| MATERIALS PROVIDED |

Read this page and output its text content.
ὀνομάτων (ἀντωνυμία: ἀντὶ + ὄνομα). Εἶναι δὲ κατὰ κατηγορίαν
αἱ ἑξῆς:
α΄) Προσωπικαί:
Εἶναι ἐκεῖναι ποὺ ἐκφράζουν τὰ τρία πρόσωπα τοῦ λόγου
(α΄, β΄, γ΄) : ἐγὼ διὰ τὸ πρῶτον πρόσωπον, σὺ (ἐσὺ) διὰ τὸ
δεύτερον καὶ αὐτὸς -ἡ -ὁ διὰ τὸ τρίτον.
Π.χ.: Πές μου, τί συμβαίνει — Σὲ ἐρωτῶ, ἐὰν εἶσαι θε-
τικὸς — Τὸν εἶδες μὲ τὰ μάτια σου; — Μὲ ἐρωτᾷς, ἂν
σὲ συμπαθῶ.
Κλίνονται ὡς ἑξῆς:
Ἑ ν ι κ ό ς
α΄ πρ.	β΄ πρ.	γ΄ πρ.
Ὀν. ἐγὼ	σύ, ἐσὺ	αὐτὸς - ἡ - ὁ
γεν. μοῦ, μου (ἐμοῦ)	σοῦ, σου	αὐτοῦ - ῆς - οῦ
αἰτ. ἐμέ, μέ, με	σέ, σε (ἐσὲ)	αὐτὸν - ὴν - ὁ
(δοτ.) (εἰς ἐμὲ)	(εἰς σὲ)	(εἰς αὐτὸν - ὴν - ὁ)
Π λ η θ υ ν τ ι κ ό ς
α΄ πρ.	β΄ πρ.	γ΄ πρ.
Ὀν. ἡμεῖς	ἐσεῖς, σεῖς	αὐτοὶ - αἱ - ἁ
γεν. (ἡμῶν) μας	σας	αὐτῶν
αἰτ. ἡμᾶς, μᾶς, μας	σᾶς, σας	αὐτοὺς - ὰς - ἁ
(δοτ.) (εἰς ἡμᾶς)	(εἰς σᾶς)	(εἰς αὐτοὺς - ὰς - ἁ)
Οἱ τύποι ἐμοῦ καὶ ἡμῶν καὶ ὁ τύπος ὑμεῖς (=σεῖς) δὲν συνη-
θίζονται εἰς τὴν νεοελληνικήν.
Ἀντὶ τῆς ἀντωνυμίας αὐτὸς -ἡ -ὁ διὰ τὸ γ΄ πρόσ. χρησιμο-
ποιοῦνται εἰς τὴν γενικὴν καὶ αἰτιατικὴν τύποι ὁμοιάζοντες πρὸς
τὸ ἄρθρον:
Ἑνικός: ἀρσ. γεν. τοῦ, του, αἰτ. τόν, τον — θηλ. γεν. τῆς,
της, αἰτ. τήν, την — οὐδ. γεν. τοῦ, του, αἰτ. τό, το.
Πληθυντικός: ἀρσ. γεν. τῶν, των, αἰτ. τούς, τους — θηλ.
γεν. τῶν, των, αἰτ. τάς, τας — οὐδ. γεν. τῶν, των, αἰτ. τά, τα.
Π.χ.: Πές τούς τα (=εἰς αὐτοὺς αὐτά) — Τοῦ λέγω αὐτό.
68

| TASK TO CARRY OUT |
Produce an exact copy of the whole listing.

| WRITTEN REPLY |
Read this page and output its text content.
ὀνομάτων (ἀντωνυμία: ἀντὶ + ὄνομα). Εἶναι δὲ κατὰ κατηγορίαν
αἱ ἑξῆς:
α΄) Προσωπικαί:
Εἶναι ἐκεῖναι ποὺ ἐκφράζουν τὰ τρία πρόσωπα τοῦ λόγου
(α΄, β΄, γ΄) : ἐγὼ διὰ τὸ πρῶτον πρόσωπον, σὺ (ἐσὺ) διὰ τὸ
δεύτερον καὶ αὐτὸς -ἡ -ὁ διὰ τὸ τρίτον.
Π.χ.: Πές μου, τί συμβαίνει — Σὲ ἐρωτῶ, ἐὰν εἶσαι θε-
τικὸς — Τὸν εἶδες μὲ τὰ μάτια σου; — Μὲ ἐρωτᾷς, ἂν
σὲ συμπαθῶ.
Κλίνονται ὡς ἑξῆς:
Ἑ ν ι κ ό ς
α΄ πρ.	β΄ πρ.	γ΄ πρ.
Ὀν. ἐγὼ	σύ, ἐσὺ	αὐτὸς - ἡ - ὁ
γεν. μοῦ, μου (ἐμοῦ)	σοῦ, σου	αὐτοῦ - ῆς - οῦ
αἰτ. ἐμέ, μέ, με	σέ, σε (ἐσὲ)	αὐτὸν - ὴν - ὁ
(δοτ.) (εἰς ἐμὲ)	(εἰς σὲ)	(εἰς αὐτὸν - ὴν - ὁ)
Π λ η θ υ ν τ ι κ ό ς
α΄ πρ.	β΄ πρ.	γ΄ πρ.
Ὀν. ἡμεῖς	ἐσεῖς, σεῖς	αὐτοὶ - αἱ - ἁ
γεν. (ἡμῶν) μας	σας	αὐτῶν
αἰτ. ἡμᾶς, μᾶς, μας	σᾶς, σας	αὐτοὺς - ὰς - ἁ
(δοτ.) (εἰς ἡμᾶς)	(εἰς σᾶς)	(εἰς αὐτοὺς - ὰς - ἁ)
Οἱ τύποι ἐμοῦ καὶ ἡμῶν καὶ ὁ τύπος ὑμεῖς (=σεῖς) δὲν συνη-
θίζονται εἰς τὴν νεοελληνικήν.
Ἀντὶ τῆς ἀντωνυμίας αὐτὸς -ἡ -ὁ διὰ τὸ γ΄ πρόσ. χρησιμο-
ποιοῦνται εἰς τὴν γενικὴν καὶ αἰτιατικὴν τύποι ὁμοιάζοντες πρὸς
τὸ ἄρθρον:
Ἑνικός: ἀρσ. γεν. τοῦ, του, αἰτ. τόν, τον — θηλ. γεν. τῆς,
της, αἰτ. τήν, την — οὐδ. γεν. τοῦ, του, αἰτ. τό, το.
Πληθυντικός: ἀρσ. γεν. τῶν, των, αἰτ. τούς, τους — θηλ.
γεν. τῶν, των, αἰτ. τάς, τας — οὐδ. γεν. τῶν, των, αἰτ. τά, τα.
Π.χ.: Πές τούς τα (=εἰς αὐτοὺς αὐτά) — Τοῦ λέγω αὐτό.
68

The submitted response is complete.